## AIM
Go through the records below line by line, counting those that contain the word "text"; answer with the count only.

## DATA SHOWN
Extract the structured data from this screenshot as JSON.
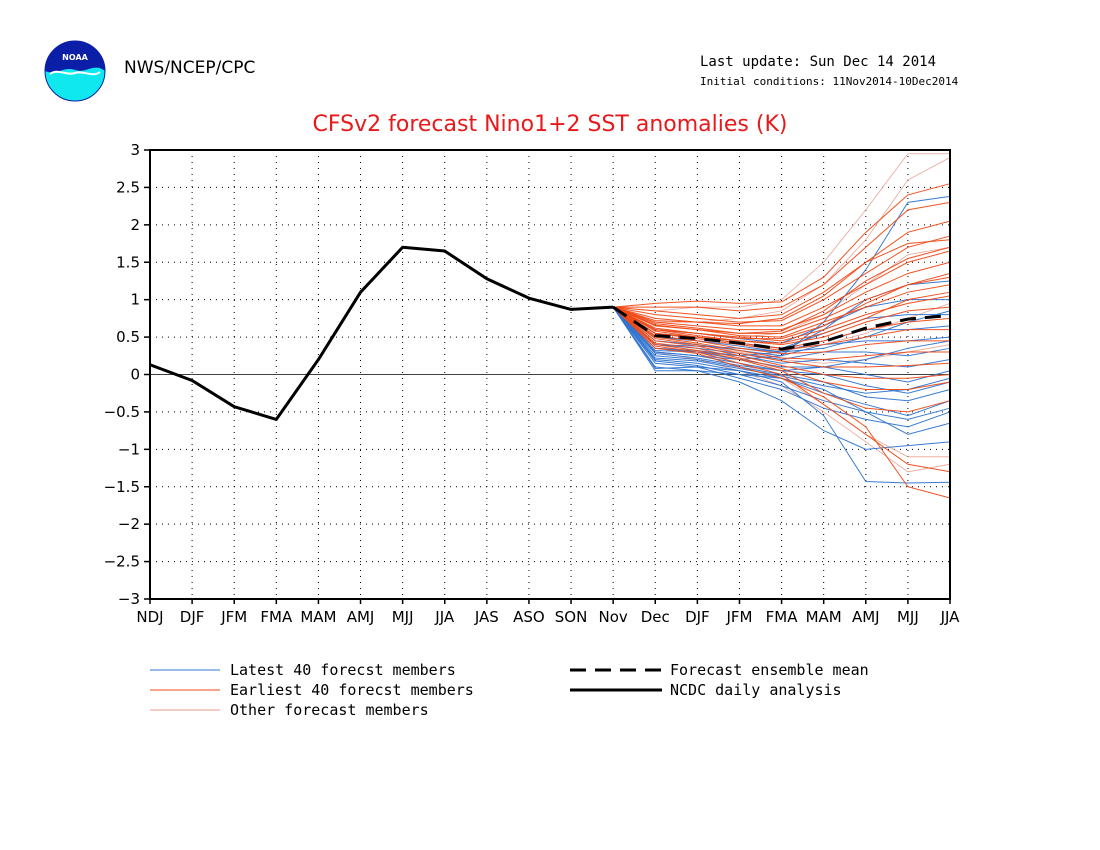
{
  "header": {
    "agency": "NWS/NCEP/CPC",
    "last_update": "Last update: Sun Dec 14 2014",
    "initial_conditions": "Initial conditions: 11Nov2014-10Dec2014"
  },
  "logo": {
    "text": "NOAA"
  },
  "colors": {
    "latest": "#2f74d0",
    "earliest": "#f04a17",
    "other": "#e59a8b",
    "title": "#e8191a",
    "axis": "#000000"
  },
  "chart_data": {
    "type": "line",
    "title": "CFSv2 forecast Nino1+2 SST anomalies (K)",
    "xlabel": "",
    "ylabel": "",
    "categories": [
      "NDJ",
      "DJF",
      "JFM",
      "FMA",
      "MAM",
      "AMJ",
      "MJJ",
      "JJA",
      "JAS",
      "ASO",
      "SON",
      "Nov",
      "Dec",
      "DJF",
      "JFM",
      "FMA",
      "MAM",
      "AMJ",
      "MJJ",
      "JJA"
    ],
    "ylim": [
      -3,
      3
    ],
    "yticks": [
      3,
      2.5,
      2,
      1.5,
      1,
      0.5,
      0,
      -0.5,
      -1,
      -1.5,
      -2,
      -2.5,
      -3
    ],
    "grid": true,
    "legend_position": "bottom",
    "legend": {
      "latest": "Latest 40 forecst members",
      "earliest": "Earliest 40 forecst members",
      "other": "Other forecast members",
      "mean": "Forecast ensemble mean",
      "analysis": "NCDC daily analysis"
    },
    "analysis": {
      "x": [
        "NDJ",
        "DJF",
        "JFM",
        "FMA",
        "MAM",
        "AMJ",
        "MJJ",
        "JJA",
        "JAS",
        "ASO",
        "SON",
        "Nov"
      ],
      "values": [
        0.13,
        -0.08,
        -0.43,
        -0.6,
        0.2,
        1.1,
        1.7,
        1.65,
        1.28,
        1.02,
        0.87,
        0.9
      ]
    },
    "ensemble_mean": {
      "x": [
        "Nov",
        "Dec",
        "DJF",
        "JFM",
        "FMA",
        "MAM",
        "AMJ",
        "MJJ",
        "JJA"
      ],
      "values": [
        0.9,
        0.52,
        0.48,
        0.42,
        0.34,
        0.44,
        0.62,
        0.74,
        0.79
      ]
    },
    "member_x": [
      "Nov",
      "Dec",
      "DJF",
      "JFM",
      "FMA",
      "MAM",
      "AMJ",
      "MJJ",
      "JJA"
    ],
    "members": [
      {
        "group": "latest",
        "values": [
          0.9,
          0.08,
          0.1,
          0.05,
          -0.1,
          -0.55,
          -1.43,
          -1.45,
          -1.44
        ]
      },
      {
        "group": "latest",
        "values": [
          0.9,
          0.1,
          0.05,
          -0.1,
          -0.35,
          -0.75,
          -1.0,
          -0.95,
          -0.9
        ]
      },
      {
        "group": "latest",
        "values": [
          0.9,
          0.15,
          0.1,
          -0.05,
          -0.2,
          -0.45,
          -0.6,
          -0.7,
          -0.5
        ]
      },
      {
        "group": "latest",
        "values": [
          0.9,
          0.2,
          0.15,
          0.05,
          -0.05,
          -0.25,
          -0.4,
          -0.55,
          -0.35
        ]
      },
      {
        "group": "latest",
        "values": [
          0.9,
          0.25,
          0.2,
          0.1,
          0.0,
          -0.1,
          -0.3,
          -0.35,
          -0.2
        ]
      },
      {
        "group": "latest",
        "values": [
          0.9,
          0.3,
          0.25,
          0.15,
          0.05,
          0.0,
          -0.15,
          -0.25,
          -0.1
        ]
      },
      {
        "group": "latest",
        "values": [
          0.9,
          0.32,
          0.3,
          0.2,
          0.1,
          0.1,
          0.0,
          -0.1,
          0.05
        ]
      },
      {
        "group": "latest",
        "values": [
          0.9,
          0.35,
          0.32,
          0.25,
          0.15,
          0.2,
          0.15,
          0.1,
          0.2
        ]
      },
      {
        "group": "latest",
        "values": [
          0.9,
          0.4,
          0.35,
          0.28,
          0.2,
          0.3,
          0.3,
          0.25,
          0.35
        ]
      },
      {
        "group": "latest",
        "values": [
          0.9,
          0.45,
          0.4,
          0.32,
          0.25,
          0.4,
          0.45,
          0.45,
          0.5
        ]
      },
      {
        "group": "latest",
        "values": [
          0.9,
          0.5,
          0.45,
          0.38,
          0.3,
          0.45,
          0.6,
          0.6,
          0.65
        ]
      },
      {
        "group": "latest",
        "values": [
          0.9,
          0.55,
          0.5,
          0.42,
          0.35,
          0.55,
          0.75,
          0.8,
          0.8
        ]
      },
      {
        "group": "latest",
        "values": [
          0.9,
          0.6,
          0.55,
          0.48,
          0.42,
          0.65,
          0.9,
          1.0,
          1.0
        ]
      },
      {
        "group": "latest",
        "values": [
          0.9,
          0.35,
          0.3,
          0.25,
          0.3,
          0.6,
          1.0,
          1.2,
          1.25
        ]
      },
      {
        "group": "latest",
        "values": [
          0.9,
          0.3,
          0.25,
          0.2,
          0.25,
          0.7,
          1.4,
          2.3,
          2.38
        ]
      },
      {
        "group": "latest",
        "values": [
          0.9,
          0.28,
          0.22,
          0.12,
          0.05,
          0.1,
          0.2,
          0.35,
          0.45
        ]
      },
      {
        "group": "latest",
        "values": [
          0.9,
          0.18,
          0.12,
          0.0,
          -0.15,
          -0.35,
          -0.5,
          -0.6,
          -0.45
        ]
      },
      {
        "group": "latest",
        "values": [
          0.9,
          0.22,
          0.18,
          0.08,
          -0.02,
          -0.15,
          -0.25,
          -0.2,
          -0.05
        ]
      },
      {
        "group": "latest",
        "values": [
          0.9,
          0.05,
          0.05,
          0.0,
          -0.05,
          -0.2,
          -0.5,
          -0.8,
          -0.65
        ]
      },
      {
        "group": "latest",
        "values": [
          0.9,
          0.4,
          0.38,
          0.35,
          0.3,
          0.35,
          0.5,
          0.7,
          0.85
        ]
      },
      {
        "group": "earliest",
        "values": [
          0.9,
          0.95,
          0.98,
          0.95,
          0.97,
          1.3,
          1.9,
          2.4,
          2.55
        ]
      },
      {
        "group": "earliest",
        "values": [
          0.9,
          0.9,
          0.9,
          0.85,
          0.9,
          1.2,
          1.7,
          2.2,
          2.3
        ]
      },
      {
        "group": "earliest",
        "values": [
          0.9,
          0.85,
          0.8,
          0.75,
          0.8,
          1.1,
          1.5,
          1.9,
          2.05
        ]
      },
      {
        "group": "earliest",
        "values": [
          0.9,
          0.8,
          0.75,
          0.7,
          0.72,
          1.0,
          1.35,
          1.7,
          1.85
        ]
      },
      {
        "group": "earliest",
        "values": [
          0.9,
          0.75,
          0.7,
          0.65,
          0.65,
          0.9,
          1.2,
          1.5,
          1.65
        ]
      },
      {
        "group": "earliest",
        "values": [
          0.9,
          0.7,
          0.65,
          0.6,
          0.6,
          0.8,
          1.1,
          1.35,
          1.5
        ]
      },
      {
        "group": "earliest",
        "values": [
          0.9,
          0.68,
          0.62,
          0.55,
          0.55,
          0.75,
          1.0,
          1.2,
          1.3
        ]
      },
      {
        "group": "earliest",
        "values": [
          0.9,
          0.65,
          0.6,
          0.52,
          0.5,
          0.7,
          0.9,
          1.1,
          1.2
        ]
      },
      {
        "group": "earliest",
        "values": [
          0.9,
          0.62,
          0.55,
          0.5,
          0.45,
          0.6,
          0.8,
          0.95,
          1.05
        ]
      },
      {
        "group": "earliest",
        "values": [
          0.9,
          0.6,
          0.52,
          0.45,
          0.4,
          0.5,
          0.7,
          0.85,
          0.9
        ]
      },
      {
        "group": "earliest",
        "values": [
          0.9,
          0.58,
          0.5,
          0.42,
          0.35,
          0.45,
          0.6,
          0.7,
          0.75
        ]
      },
      {
        "group": "earliest",
        "values": [
          0.9,
          0.55,
          0.48,
          0.4,
          0.32,
          0.4,
          0.5,
          0.6,
          0.6
        ]
      },
      {
        "group": "earliest",
        "values": [
          0.9,
          0.52,
          0.45,
          0.35,
          0.28,
          0.3,
          0.4,
          0.45,
          0.45
        ]
      },
      {
        "group": "earliest",
        "values": [
          0.9,
          0.5,
          0.42,
          0.32,
          0.22,
          0.2,
          0.25,
          0.3,
          0.3
        ]
      },
      {
        "group": "earliest",
        "values": [
          0.9,
          0.48,
          0.4,
          0.28,
          0.18,
          0.1,
          0.1,
          0.12,
          0.15
        ]
      },
      {
        "group": "earliest",
        "values": [
          0.9,
          0.45,
          0.38,
          0.25,
          0.12,
          0.0,
          -0.05,
          -0.05,
          0.0
        ]
      },
      {
        "group": "earliest",
        "values": [
          0.9,
          0.42,
          0.35,
          0.22,
          0.08,
          -0.1,
          -0.2,
          -0.2,
          -0.1
        ]
      },
      {
        "group": "earliest",
        "values": [
          0.9,
          0.4,
          0.32,
          0.2,
          0.05,
          -0.25,
          -0.45,
          -0.5,
          -0.35
        ]
      },
      {
        "group": "earliest",
        "values": [
          0.9,
          0.38,
          0.3,
          0.15,
          0.0,
          -0.4,
          -0.8,
          -1.2,
          -1.3
        ]
      },
      {
        "group": "earliest",
        "values": [
          0.9,
          0.35,
          0.28,
          0.1,
          -0.05,
          -0.3,
          -0.7,
          -1.5,
          -1.65
        ]
      },
      {
        "group": "earliest",
        "values": [
          0.9,
          0.72,
          0.7,
          0.68,
          0.75,
          1.05,
          1.5,
          1.75,
          1.8
        ]
      },
      {
        "group": "earliest",
        "values": [
          0.9,
          0.66,
          0.6,
          0.55,
          0.58,
          0.85,
          1.25,
          1.55,
          1.7
        ]
      },
      {
        "group": "earliest",
        "values": [
          0.9,
          0.6,
          0.55,
          0.48,
          0.48,
          0.65,
          0.95,
          1.2,
          1.35
        ]
      },
      {
        "group": "earliest",
        "values": [
          0.9,
          0.55,
          0.5,
          0.45,
          0.42,
          0.55,
          0.75,
          1.0,
          1.1
        ]
      },
      {
        "group": "other",
        "values": [
          0.9,
          0.85,
          0.9,
          0.9,
          1.0,
          1.5,
          2.2,
          2.95,
          2.95
        ]
      },
      {
        "group": "other",
        "values": [
          0.9,
          0.7,
          0.7,
          0.75,
          0.85,
          1.2,
          1.8,
          2.6,
          2.9
        ]
      },
      {
        "group": "other",
        "values": [
          0.9,
          0.6,
          0.55,
          0.5,
          0.55,
          0.8,
          1.2,
          1.6,
          1.7
        ]
      },
      {
        "group": "other",
        "values": [
          0.9,
          0.45,
          0.4,
          0.3,
          0.2,
          0.15,
          0.2,
          0.3,
          0.4
        ]
      },
      {
        "group": "other",
        "values": [
          0.9,
          0.35,
          0.3,
          0.15,
          -0.05,
          -0.4,
          -0.8,
          -1.1,
          -1.1
        ]
      },
      {
        "group": "other",
        "values": [
          0.9,
          0.3,
          0.2,
          0.05,
          -0.15,
          -0.5,
          -0.9,
          -1.3,
          -1.2
        ]
      },
      {
        "group": "other",
        "values": [
          0.9,
          0.5,
          0.45,
          0.4,
          0.35,
          0.4,
          0.55,
          0.75,
          0.95
        ]
      }
    ]
  }
}
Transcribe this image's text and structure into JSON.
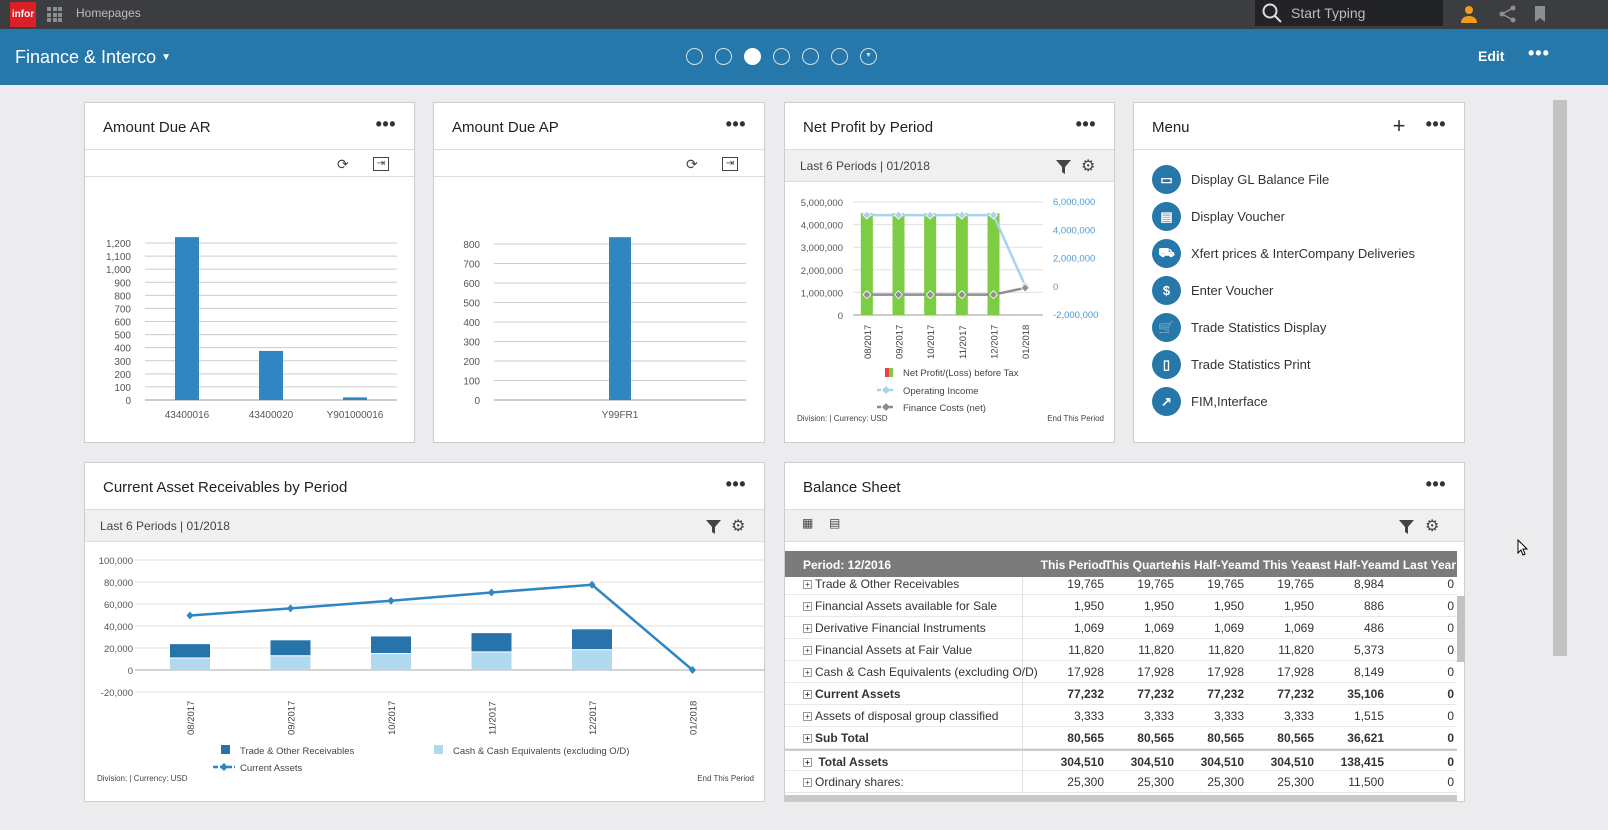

## RESULT
2